» **What you have to do**
Only lines with the word "marker" are needed; collect each of them from the listing below.

-- START Material provided --

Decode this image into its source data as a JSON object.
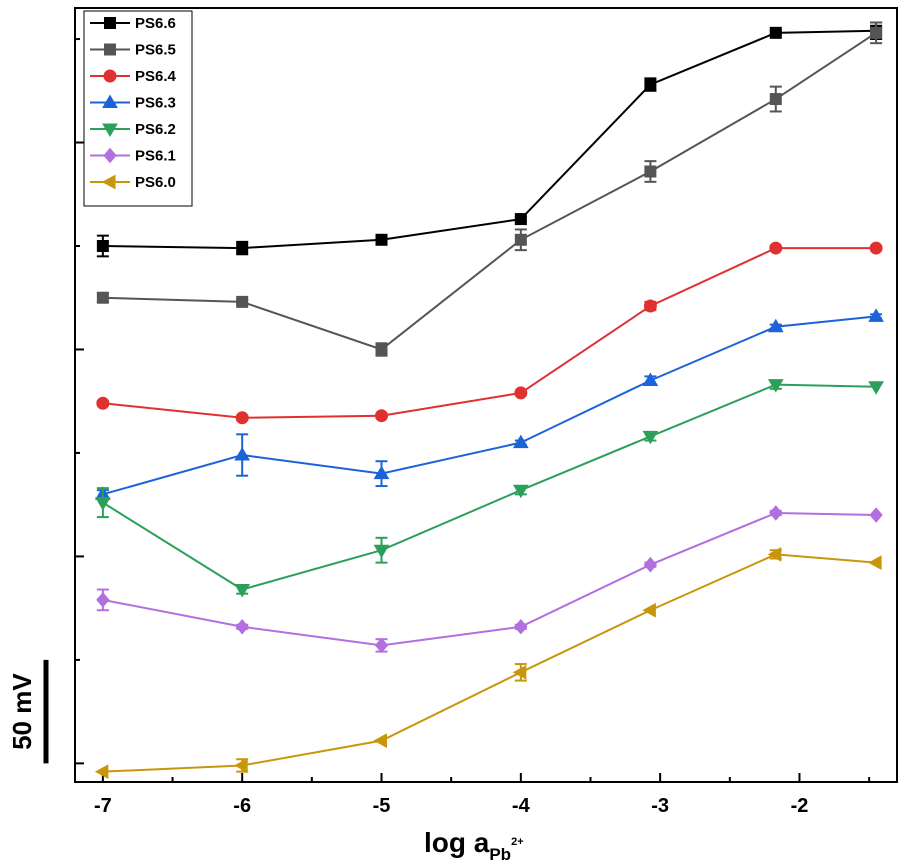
{
  "chart_data": {
    "type": "line",
    "xlabel": {
      "main": "log a",
      "sub": "Pb",
      "sup": "2+"
    },
    "xlim": [
      -7.2,
      -1.3
    ],
    "x_ticks": [
      -7,
      -6,
      -5,
      -4,
      -3,
      -2
    ],
    "x_tick_labels": [
      "-7",
      "-6",
      "-5",
      "-4",
      "-3",
      "-2"
    ],
    "ylim": [
      -9,
      365
    ],
    "y_tick_values": [
      0,
      50,
      100,
      150,
      200,
      250,
      300,
      350
    ],
    "y_scale_label": "50 mV",
    "y_scale_bar": [
      0,
      50
    ],
    "legend_position": "top-left",
    "x": [
      -7,
      -6,
      -5,
      -4,
      -3.07,
      -2.17,
      -1.45
    ],
    "series": [
      {
        "name": "PS6.6",
        "color": "#000000",
        "marker": "square",
        "values": [
          250,
          249,
          253,
          263,
          328,
          353,
          354
        ],
        "errors": [
          5,
          3,
          1,
          1,
          3,
          1,
          4
        ]
      },
      {
        "name": "PS6.5",
        "color": "#555555",
        "marker": "square",
        "values": [
          225,
          223,
          200,
          253,
          286,
          321,
          353
        ],
        "errors": [
          2,
          1,
          3,
          5,
          5,
          6,
          5
        ]
      },
      {
        "name": "PS6.4",
        "color": "#e03131",
        "marker": "circle",
        "values": [
          174,
          167,
          168,
          179,
          221,
          249,
          249
        ],
        "errors": [
          1,
          1,
          1,
          0,
          2,
          0,
          0
        ]
      },
      {
        "name": "PS6.3",
        "color": "#1d63d8",
        "marker": "triangle-up",
        "values": [
          130,
          149,
          140,
          155,
          185,
          211,
          216
        ],
        "errors": [
          2,
          10,
          6,
          1,
          2,
          1,
          1
        ]
      },
      {
        "name": "PS6.2",
        "color": "#2ca05a",
        "marker": "triangle-down",
        "values": [
          126,
          84,
          103,
          132,
          158,
          183,
          182
        ],
        "errors": [
          7,
          2,
          6,
          2,
          2,
          2,
          0
        ]
      },
      {
        "name": "PS6.1",
        "color": "#b26fe0",
        "marker": "diamond",
        "values": [
          79,
          66,
          57,
          66,
          96,
          121,
          120
        ],
        "errors": [
          5,
          1,
          3,
          1,
          1,
          1,
          0
        ]
      },
      {
        "name": "PS6.0",
        "color": "#c8960a",
        "marker": "triangle-left",
        "values": [
          -4,
          -1,
          11,
          44,
          74,
          101,
          97
        ],
        "errors": [
          0,
          3,
          0,
          4,
          0,
          2,
          0
        ]
      }
    ]
  }
}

-- END Material provided --

» **Completed exercise**
        "marker": "square",
        "marker": "square",
        "marker": "circle",
        "marker": "triangle-up",
        "marker": "triangle-down",
        "marker": "diamond",
        "marker": "triangle-left",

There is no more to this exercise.